The records:
━━━━━━━━━━━━━━━━━━━━━━━━━━━━━━

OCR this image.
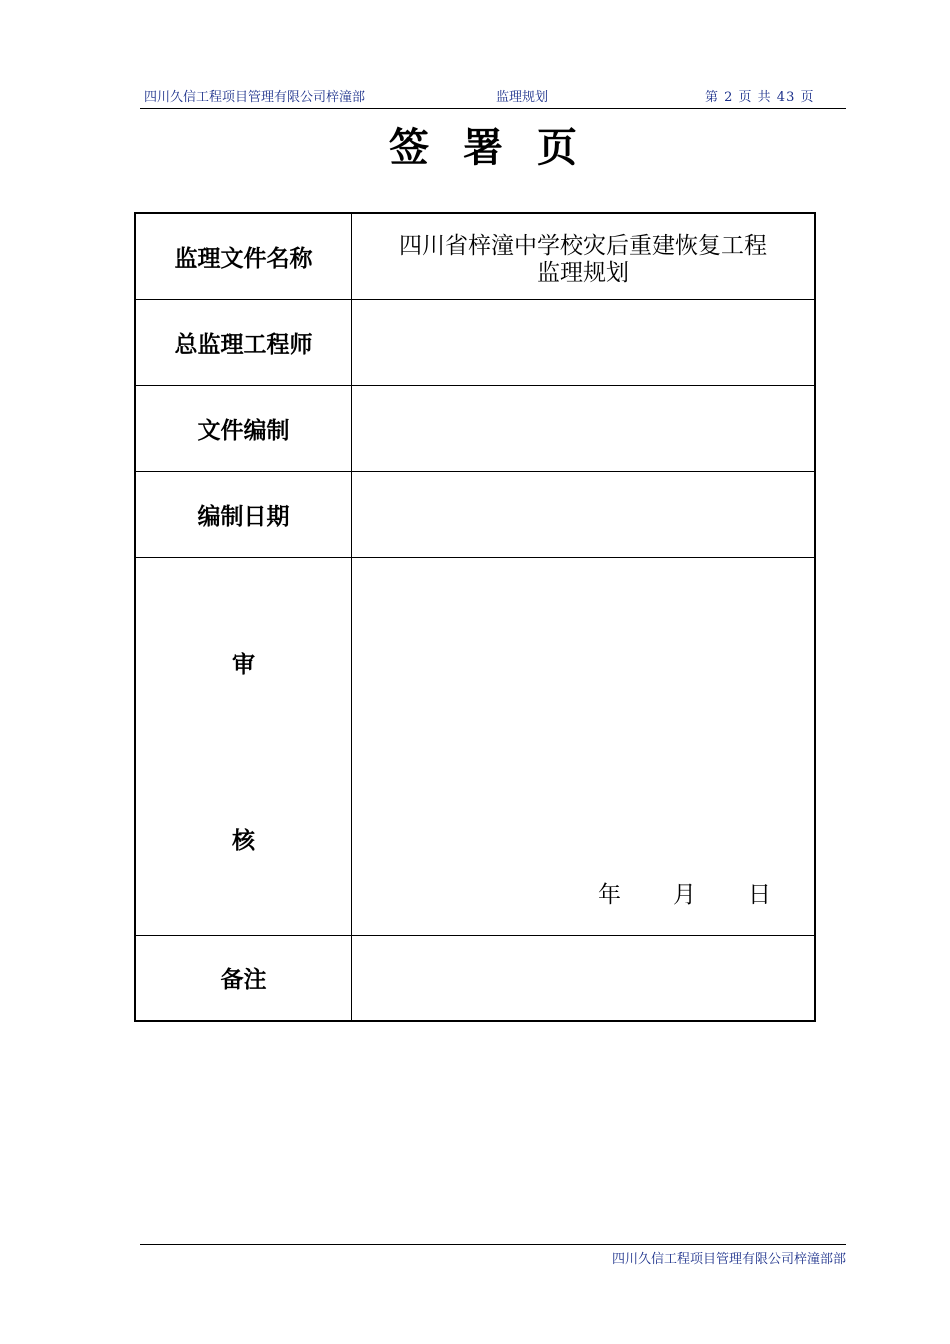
四川久信工程项目管理有限公司梓潼部	监理规划	第 2 页 共 43 页
签署页
监理文件名称	四川省梓潼中学校灾后重建恢复工程
监理规划

总监理工程师	
文件编制	
编制日期	

审
核	年 月 日

备注	
四川久信工程项目管理有限公司梓潼部部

━━━━━━━━━━━━━━━━━━━━━━━━━━━━━━

Written problem:
Using the data above, write out every line exactly, leaving the images behind.

Response below:
OCR this image.
四川久信工程项目管理有限公司梓潼部	监理规划	第 2 页 共 43 页
签署页
监理文件名称	四川省梓潼中学校灾后重建恢复工程
监理规划

总监理工程师	
文件编制	
编制日期	

审
核	年 月 日

备注	
四川久信工程项目管理有限公司梓潼部部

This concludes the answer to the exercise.